--- Do this ---
Among the entries that follow, tally the lines with the string "name". Give no more than the number.

--- Source records ---
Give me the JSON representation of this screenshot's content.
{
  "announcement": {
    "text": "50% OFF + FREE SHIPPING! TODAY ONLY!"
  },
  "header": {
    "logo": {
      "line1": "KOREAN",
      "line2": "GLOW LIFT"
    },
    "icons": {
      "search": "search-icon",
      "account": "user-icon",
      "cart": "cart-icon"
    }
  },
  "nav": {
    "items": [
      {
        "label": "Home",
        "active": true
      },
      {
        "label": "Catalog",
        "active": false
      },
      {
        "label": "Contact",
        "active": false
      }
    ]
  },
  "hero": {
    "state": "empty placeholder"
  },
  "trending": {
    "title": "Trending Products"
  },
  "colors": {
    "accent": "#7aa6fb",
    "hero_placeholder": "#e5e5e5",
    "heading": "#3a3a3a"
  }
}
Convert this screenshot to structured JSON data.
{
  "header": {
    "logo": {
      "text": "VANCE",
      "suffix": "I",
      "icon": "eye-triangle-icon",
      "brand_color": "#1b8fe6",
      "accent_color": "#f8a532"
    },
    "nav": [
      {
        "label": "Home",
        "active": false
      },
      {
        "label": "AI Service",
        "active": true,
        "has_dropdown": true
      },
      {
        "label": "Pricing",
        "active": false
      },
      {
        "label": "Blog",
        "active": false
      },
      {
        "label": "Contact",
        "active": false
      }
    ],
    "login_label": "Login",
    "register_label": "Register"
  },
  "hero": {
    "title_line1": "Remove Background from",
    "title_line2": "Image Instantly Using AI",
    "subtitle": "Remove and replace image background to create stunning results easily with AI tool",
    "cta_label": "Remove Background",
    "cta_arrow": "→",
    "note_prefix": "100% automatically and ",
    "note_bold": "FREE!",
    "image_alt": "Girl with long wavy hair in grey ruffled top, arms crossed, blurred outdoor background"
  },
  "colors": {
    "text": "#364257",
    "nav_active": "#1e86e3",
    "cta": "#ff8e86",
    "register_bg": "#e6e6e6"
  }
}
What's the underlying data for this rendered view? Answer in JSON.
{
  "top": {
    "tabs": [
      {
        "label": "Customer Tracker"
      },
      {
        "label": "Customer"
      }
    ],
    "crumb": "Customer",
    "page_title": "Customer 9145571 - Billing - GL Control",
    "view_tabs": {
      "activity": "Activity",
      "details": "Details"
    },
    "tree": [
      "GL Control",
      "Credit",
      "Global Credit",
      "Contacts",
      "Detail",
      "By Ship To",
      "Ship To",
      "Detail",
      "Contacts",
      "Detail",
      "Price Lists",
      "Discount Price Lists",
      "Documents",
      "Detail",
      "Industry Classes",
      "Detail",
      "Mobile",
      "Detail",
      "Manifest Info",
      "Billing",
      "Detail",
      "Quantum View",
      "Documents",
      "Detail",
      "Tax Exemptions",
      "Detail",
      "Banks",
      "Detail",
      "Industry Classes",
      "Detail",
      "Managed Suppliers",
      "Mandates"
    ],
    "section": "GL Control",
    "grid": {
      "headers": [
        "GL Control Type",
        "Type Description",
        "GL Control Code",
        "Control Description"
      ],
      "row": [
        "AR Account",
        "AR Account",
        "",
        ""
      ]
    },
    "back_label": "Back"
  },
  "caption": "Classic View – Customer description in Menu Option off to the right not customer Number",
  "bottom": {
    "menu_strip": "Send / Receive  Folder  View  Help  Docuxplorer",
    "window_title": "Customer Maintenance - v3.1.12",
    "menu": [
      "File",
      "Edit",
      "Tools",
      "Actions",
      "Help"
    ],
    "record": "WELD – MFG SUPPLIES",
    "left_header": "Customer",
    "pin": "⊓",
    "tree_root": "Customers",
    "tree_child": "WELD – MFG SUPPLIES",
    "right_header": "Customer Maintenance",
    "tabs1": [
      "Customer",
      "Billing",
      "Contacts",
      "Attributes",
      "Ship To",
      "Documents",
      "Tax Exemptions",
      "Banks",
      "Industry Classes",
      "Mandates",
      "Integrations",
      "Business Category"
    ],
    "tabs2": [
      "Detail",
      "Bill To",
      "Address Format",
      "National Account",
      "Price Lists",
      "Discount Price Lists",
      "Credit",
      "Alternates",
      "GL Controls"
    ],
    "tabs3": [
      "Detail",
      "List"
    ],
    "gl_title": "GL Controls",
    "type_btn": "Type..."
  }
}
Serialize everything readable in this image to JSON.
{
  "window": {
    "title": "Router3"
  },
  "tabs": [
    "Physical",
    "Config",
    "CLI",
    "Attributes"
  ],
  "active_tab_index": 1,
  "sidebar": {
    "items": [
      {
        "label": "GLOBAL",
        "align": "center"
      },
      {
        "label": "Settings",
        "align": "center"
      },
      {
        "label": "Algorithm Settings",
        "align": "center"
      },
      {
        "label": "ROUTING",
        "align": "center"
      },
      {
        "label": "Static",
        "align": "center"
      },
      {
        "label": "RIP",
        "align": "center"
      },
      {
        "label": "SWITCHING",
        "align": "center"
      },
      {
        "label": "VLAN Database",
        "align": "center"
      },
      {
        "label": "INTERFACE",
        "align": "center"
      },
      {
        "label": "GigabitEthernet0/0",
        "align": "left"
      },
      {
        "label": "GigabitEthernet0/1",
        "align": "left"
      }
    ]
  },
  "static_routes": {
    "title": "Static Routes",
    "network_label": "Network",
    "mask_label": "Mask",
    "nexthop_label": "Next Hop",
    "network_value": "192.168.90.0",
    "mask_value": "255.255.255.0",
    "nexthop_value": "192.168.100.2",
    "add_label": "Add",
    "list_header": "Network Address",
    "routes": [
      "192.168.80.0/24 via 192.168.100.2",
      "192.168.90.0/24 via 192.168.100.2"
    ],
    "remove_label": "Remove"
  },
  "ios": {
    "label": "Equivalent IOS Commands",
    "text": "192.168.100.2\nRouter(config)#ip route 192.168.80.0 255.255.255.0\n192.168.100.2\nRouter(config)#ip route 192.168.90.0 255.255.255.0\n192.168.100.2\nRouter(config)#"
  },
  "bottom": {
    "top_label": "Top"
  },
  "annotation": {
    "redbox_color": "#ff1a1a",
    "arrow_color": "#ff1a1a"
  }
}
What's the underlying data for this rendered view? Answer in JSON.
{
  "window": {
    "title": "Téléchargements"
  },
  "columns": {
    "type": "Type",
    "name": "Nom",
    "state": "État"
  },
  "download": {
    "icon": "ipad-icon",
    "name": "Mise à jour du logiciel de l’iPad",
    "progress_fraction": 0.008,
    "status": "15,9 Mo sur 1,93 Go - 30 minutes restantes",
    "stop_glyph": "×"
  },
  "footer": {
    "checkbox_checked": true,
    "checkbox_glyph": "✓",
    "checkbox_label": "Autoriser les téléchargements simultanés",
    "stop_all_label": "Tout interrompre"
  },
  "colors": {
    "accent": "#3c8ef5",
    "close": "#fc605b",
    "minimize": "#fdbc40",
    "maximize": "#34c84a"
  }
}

--- Exercise output ---
2